Where a line in the listing below contains the word "ANTICIPADA", copy that line.

(Stored items)
· · · ·

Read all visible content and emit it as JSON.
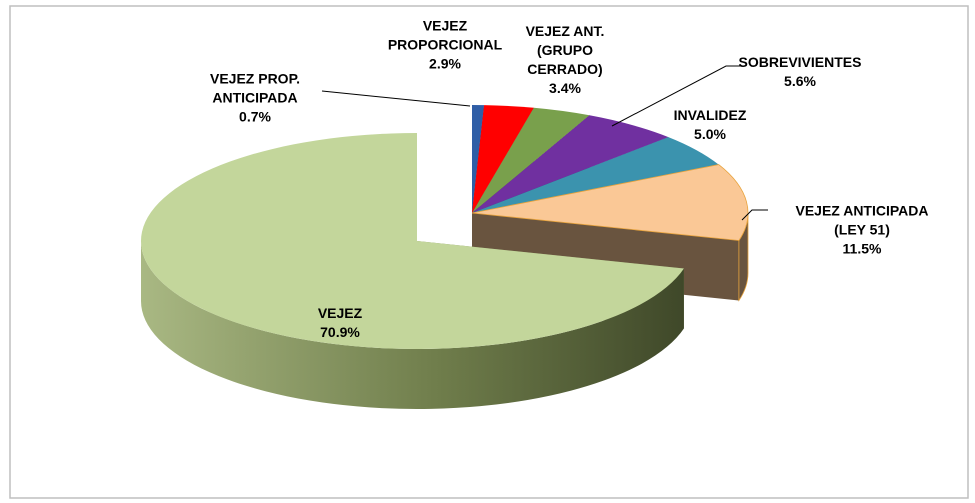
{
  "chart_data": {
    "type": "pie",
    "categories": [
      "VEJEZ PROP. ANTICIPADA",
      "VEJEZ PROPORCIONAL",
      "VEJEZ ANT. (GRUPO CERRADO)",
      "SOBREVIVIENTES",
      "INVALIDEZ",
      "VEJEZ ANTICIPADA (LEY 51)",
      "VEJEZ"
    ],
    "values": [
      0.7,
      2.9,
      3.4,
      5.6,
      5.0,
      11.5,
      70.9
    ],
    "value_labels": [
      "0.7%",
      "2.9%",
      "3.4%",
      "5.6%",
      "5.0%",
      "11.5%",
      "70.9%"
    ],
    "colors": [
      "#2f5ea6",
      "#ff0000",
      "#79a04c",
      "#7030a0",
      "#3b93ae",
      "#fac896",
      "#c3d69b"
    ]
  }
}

· · · ·

= SOLUTION TO THIS TASK =
      "VEJEZ PROP. ANTICIPADA",
      "VEJEZ ANTICIPADA (LEY 51)",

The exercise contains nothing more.